## EXERCISE BRIEF
Could you arrange every line of the records below as a JSON list of strings, one string per line, with blank lines skipped? Leave the pictures out.

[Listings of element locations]
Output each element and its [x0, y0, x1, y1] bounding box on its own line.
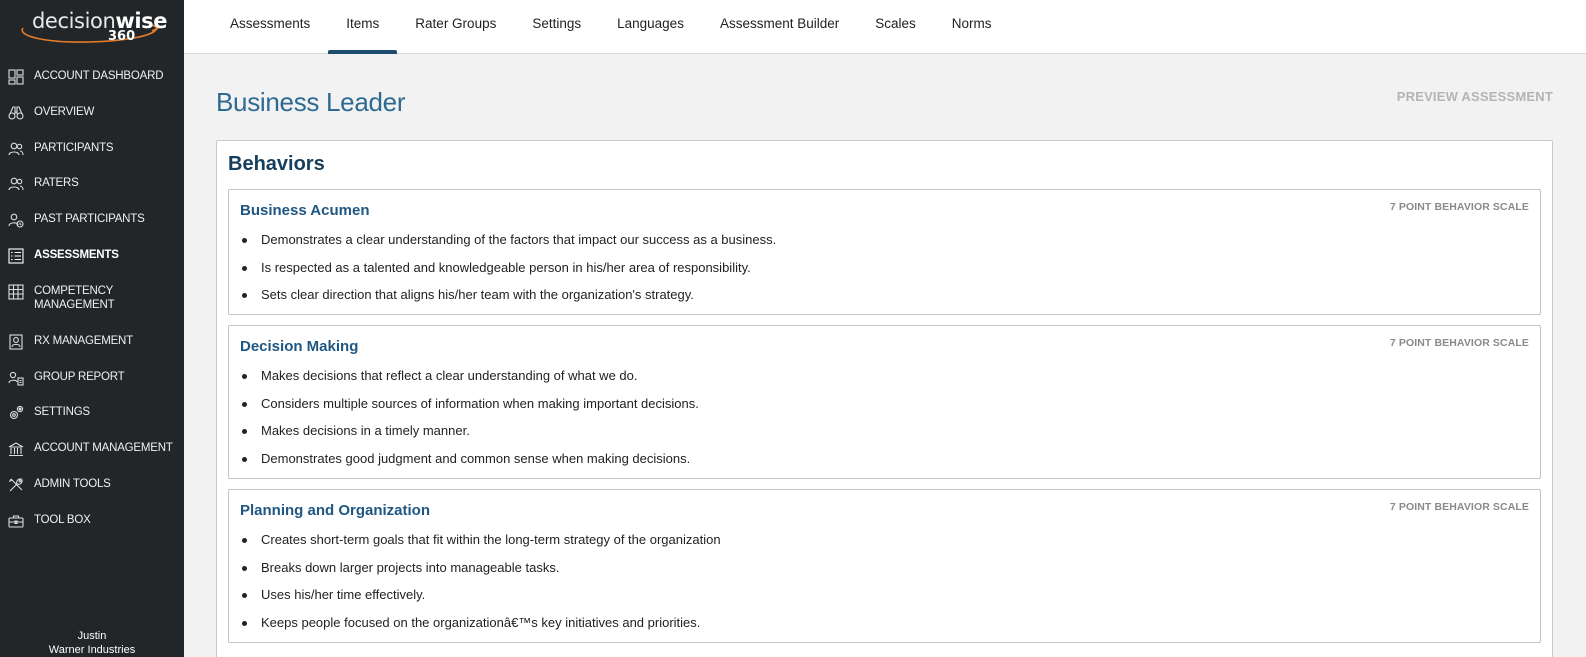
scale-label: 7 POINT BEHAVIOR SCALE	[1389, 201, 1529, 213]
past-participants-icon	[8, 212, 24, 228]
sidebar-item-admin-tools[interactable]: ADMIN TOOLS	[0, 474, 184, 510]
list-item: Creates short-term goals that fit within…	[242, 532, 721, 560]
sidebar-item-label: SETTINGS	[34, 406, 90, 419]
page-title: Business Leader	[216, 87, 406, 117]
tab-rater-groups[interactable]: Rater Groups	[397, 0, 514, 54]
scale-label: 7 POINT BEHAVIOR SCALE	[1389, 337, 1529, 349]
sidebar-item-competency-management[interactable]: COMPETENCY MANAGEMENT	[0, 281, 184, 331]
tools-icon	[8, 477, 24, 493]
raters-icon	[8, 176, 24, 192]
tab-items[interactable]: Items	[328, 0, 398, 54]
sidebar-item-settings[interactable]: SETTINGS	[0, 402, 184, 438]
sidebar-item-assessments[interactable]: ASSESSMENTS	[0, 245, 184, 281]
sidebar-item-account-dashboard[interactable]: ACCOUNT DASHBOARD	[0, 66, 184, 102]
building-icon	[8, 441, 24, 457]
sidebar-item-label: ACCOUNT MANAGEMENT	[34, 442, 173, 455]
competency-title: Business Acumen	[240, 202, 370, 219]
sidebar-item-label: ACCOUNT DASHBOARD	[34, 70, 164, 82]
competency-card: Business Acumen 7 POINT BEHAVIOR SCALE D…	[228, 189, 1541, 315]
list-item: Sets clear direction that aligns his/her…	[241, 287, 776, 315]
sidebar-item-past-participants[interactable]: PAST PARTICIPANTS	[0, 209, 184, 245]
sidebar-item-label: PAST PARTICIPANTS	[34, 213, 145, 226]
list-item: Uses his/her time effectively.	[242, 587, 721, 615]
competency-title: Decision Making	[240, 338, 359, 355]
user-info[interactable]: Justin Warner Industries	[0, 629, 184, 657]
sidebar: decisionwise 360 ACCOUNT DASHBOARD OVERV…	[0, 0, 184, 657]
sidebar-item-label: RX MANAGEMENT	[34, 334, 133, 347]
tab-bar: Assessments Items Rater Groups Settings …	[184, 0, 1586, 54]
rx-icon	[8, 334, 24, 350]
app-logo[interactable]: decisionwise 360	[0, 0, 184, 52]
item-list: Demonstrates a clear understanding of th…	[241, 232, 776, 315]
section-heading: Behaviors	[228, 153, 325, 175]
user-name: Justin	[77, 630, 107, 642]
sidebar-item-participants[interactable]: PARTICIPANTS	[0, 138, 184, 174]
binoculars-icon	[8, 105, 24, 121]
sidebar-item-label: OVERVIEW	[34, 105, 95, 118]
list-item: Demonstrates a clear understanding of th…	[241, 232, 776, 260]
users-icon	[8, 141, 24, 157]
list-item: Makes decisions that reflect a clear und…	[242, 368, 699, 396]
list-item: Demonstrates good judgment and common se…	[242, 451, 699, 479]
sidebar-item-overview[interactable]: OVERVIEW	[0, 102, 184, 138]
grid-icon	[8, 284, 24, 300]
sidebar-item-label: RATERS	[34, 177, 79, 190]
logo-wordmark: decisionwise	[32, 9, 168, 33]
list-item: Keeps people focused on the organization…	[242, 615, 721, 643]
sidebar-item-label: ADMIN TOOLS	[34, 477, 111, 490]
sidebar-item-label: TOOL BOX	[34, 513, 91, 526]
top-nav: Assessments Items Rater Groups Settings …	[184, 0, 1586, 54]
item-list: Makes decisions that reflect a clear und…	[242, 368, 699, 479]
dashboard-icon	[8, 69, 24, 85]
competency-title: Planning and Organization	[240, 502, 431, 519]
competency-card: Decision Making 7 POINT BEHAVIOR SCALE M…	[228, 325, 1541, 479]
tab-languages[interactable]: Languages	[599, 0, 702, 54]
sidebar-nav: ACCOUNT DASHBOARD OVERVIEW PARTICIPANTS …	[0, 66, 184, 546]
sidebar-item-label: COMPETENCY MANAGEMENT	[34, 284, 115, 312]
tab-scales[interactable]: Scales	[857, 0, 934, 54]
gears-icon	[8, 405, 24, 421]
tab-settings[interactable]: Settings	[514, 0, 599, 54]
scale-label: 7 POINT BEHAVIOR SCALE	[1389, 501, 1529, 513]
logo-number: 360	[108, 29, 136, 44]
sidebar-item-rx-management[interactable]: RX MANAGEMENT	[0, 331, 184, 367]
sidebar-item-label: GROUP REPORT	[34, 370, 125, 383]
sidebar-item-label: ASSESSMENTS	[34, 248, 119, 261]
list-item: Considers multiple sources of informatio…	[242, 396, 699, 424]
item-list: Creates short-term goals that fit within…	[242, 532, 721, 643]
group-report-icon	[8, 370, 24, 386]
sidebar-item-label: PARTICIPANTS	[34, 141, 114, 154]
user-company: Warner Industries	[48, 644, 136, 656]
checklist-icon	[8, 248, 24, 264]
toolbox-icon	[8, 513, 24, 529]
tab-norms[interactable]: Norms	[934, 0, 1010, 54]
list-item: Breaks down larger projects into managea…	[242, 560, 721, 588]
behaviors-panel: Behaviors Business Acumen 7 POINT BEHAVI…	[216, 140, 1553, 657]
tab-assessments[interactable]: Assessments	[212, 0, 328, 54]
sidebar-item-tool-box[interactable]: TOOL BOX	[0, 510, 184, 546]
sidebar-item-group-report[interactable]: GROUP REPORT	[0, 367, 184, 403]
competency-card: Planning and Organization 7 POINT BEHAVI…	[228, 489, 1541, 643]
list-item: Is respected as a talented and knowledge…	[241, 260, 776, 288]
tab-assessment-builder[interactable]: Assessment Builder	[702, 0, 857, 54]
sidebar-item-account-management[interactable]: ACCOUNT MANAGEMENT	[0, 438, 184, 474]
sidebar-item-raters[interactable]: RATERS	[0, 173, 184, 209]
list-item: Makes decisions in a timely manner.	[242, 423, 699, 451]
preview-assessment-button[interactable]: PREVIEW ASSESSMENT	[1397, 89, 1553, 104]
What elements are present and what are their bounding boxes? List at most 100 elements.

## SOLUTION BELOW
[
  "Output each element and its [x0, y0, x1, y1] bounding box on its own line.",
  "scale-label: 7 POINT BEHAVIOR SCALE\t[1389, 201, 1529, 213]",
  "past-participants-icon\t[8, 212, 24, 228]",
  "sidebar-item-admin-tools[interactable]: ADMIN TOOLS\t[0, 474, 184, 510]",
  "list-item: Creates short-term goals that fit within…\t[242, 532, 721, 560]",
  "sidebar-item-label: SETTINGS\t[34, 406, 90, 419]",
  "page-title: Business Leader\t[216, 87, 406, 117]",
  "tab-rater-groups[interactable]: Rater Groups\t[397, 0, 514, 54]",
  "scale-label: 7 POINT BEHAVIOR SCALE\t[1389, 337, 1529, 349]",
  "sidebar-item-competency-management[interactable]: COMPETENCY MANAGEMENT\t[0, 281, 184, 331]",
  "tools-icon\t[8, 477, 24, 493]",
  "raters-icon\t[8, 176, 24, 192]",
  "tab-items[interactable]: Items\t[328, 0, 398, 54]",
  "sidebar-item-settings[interactable]: SETTINGS\t[0, 402, 184, 438]",
  "sidebar-item-assessments[interactable]: ASSESSMENTS\t[0, 245, 184, 281]",
  "sidebar-item-account-dashboard[interactable]: ACCOUNT DASHBOARD\t[0, 66, 184, 102]",
  "building-icon\t[8, 441, 24, 457]",
  "sidebar-item-label: ACCOUNT MANAGEMENT\t[34, 442, 173, 455]",
  "competency-title: Business Acumen\t[240, 202, 370, 219]",
  "sidebar-item-label: ACCOUNT DASHBOARD\t[34, 70, 164, 82]",
  "competency-card: Business Acumen 7 POINT BEHAVIOR SCALE D…\t[228, 189, 1541, 315]",
  "list-item: Sets clear direction that aligns his/her…\t[241, 287, 776, 315]",
  "sidebar-item-past-participants[interactable]: PAST PARTICIPANTS\t[0, 209, 184, 245]",
  "sidebar-item-label: PAST PARTICIPANTS\t[34, 213, 145, 226]",
  "list-item: Uses his/her time effectively.\t[242, 587, 721, 615]",
  "competency-title: Decision Making\t[240, 338, 359, 355]",
  "user-info[interactable]: Justin Warner Industries\t[0, 629, 184, 657]",
  "sidebar: decisionwise 360 ACCOUNT DASHBOARD OVERV…\t[0, 0, 184, 657]",
  "sidebar-item-label: RX MANAGEMENT\t[34, 334, 133, 347]",
  "tab-bar: Assessments Items Rater Groups Settings …\t[184, 0, 1586, 54]",
  "rx-icon\t[8, 334, 24, 350]",
  "app-logo[interactable]: decisionwise 360\t[0, 0, 184, 52]",
  "item-list: Demonstrates a clear understanding of th…\t[241, 232, 776, 315]",
  "section-heading: Behaviors\t[228, 153, 325, 175]",
  "user-name: Justin\t[77, 630, 107, 642]",
  "sidebar-item-participants[interactable]: PARTICIPANTS\t[0, 138, 184, 174]",
  "binoculars-icon\t[8, 105, 24, 121]",
  "sidebar-item-label: OVERVIEW\t[34, 105, 95, 118]",
  "list-item: Demonstrates a clear understanding of th…\t[241, 232, 776, 260]",
  "users-icon\t[8, 141, 24, 157]",
  "list-item: Makes decisions that reflect a clear und…\t[242, 368, 699, 396]",
  "list-item: Demonstrates good judgment and common se…\t[242, 451, 699, 479]",
  "sidebar-item-overview[interactable]: OVERVIEW\t[0, 102, 184, 138]",
  "grid-icon\t[8, 284, 24, 300]",
  "sidebar-item-label: RATERS\t[34, 177, 79, 190]",
  "logo-wordmark: decisionwise\t[32, 9, 168, 33]",
  "list-item: Keeps people focused on the organization…\t[242, 615, 721, 643]",
  "sidebar-item-label: ADMIN TOOLS\t[34, 477, 111, 490]",
  "sidebar-item-label: TOOL BOX\t[34, 513, 91, 526]",
  "top-nav: Assessments Items Rater Groups Settings …\t[184, 0, 1586, 54]",
  "item-list: Makes decisions that reflect a clear und…\t[242, 368, 699, 479]",
  "dashboard-icon\t[8, 69, 24, 85]",
  "competency-title: Planning and Organization\t[240, 502, 431, 519]",
  "competency-card: Decision Making 7 POINT BEHAVIOR SCALE M…\t[228, 325, 1541, 479]",
  "tab-languages[interactable]: Languages\t[599, 0, 702, 54]",
  "sidebar-nav: ACCOUNT DASHBOARD OVERVIEW PARTICIPANTS …\t[0, 66, 184, 546]",
  "sidebar-item-label: COMPETENCY MANAGEMENT\t[34, 284, 115, 312]",
  "tab-scales[interactable]: Scales\t[857, 0, 934, 54]",
  "gears-icon\t[8, 405, 24, 421]",
  "tab-settings[interactable]: Settings\t[514, 0, 599, 54]",
  "scale-label: 7 POINT BEHAVIOR SCALE\t[1389, 501, 1529, 513]",
  "logo-number: 360\t[108, 29, 136, 44]",
  "sidebar-item-rx-management[interactable]: RX MANAGEMENT\t[0, 331, 184, 367]",
  "sidebar-item-label: GROUP REPORT\t[34, 370, 125, 383]",
  "sidebar-item-label: ASSESSMENTS\t[34, 248, 119, 261]",
  "list-item: Considers multiple sources of informatio…\t[242, 396, 699, 424]",
  "item-list: Creates short-term goals that fit within…\t[242, 532, 721, 643]",
  "group-report-icon\t[8, 370, 24, 386]",
  "sidebar-item-label: PARTICIPANTS\t[34, 141, 114, 154]",
  "user-company: Warner Industries\t[48, 644, 136, 656]",
  "checklist-icon\t[8, 248, 24, 264]",
  "toolbox-icon\t[8, 513, 24, 529]",
  "tab-norms[interactable]: Norms\t[934, 0, 1010, 54]",
  "list-item: Breaks down larger projects into managea…\t[242, 560, 721, 588]",
  "behaviors-panel: Behaviors Business Acumen 7 POINT BEHAVI…\t[216, 140, 1553, 657]",
  "tab-assessments[interactable]: Assessments\t[212, 0, 328, 54]",
  "sidebar-item-tool-box[interactable]: TOOL BOX\t[0, 510, 184, 546]",
  "sidebar-item-group-report[interactable]: GROUP REPORT\t[0, 367, 184, 403]",
  "competency-card: Planning and Organization 7 POINT BEHAVI…\t[228, 489, 1541, 643]",
  "list-item: Is respected as a talented and knowledge…\t[241, 260, 776, 288]",
  "tab-assessment-builder[interactable]: Assessment Builder\t[702, 0, 857, 54]",
  "sidebar-item-account-management[interactable]: ACCOUNT MANAGEMENT\t[0, 438, 184, 474]",
  "sidebar-item-raters[interactable]: RATERS\t[0, 173, 184, 209]",
  "list-item: Makes decisions in a timely manner.\t[242, 423, 699, 451]",
  "preview-assessment-button[interactable]: PREVIEW ASSESSMENT\t[1397, 89, 1553, 104]",
  "What elements are present and what are their bounding boxes? List at most 100 elements."
]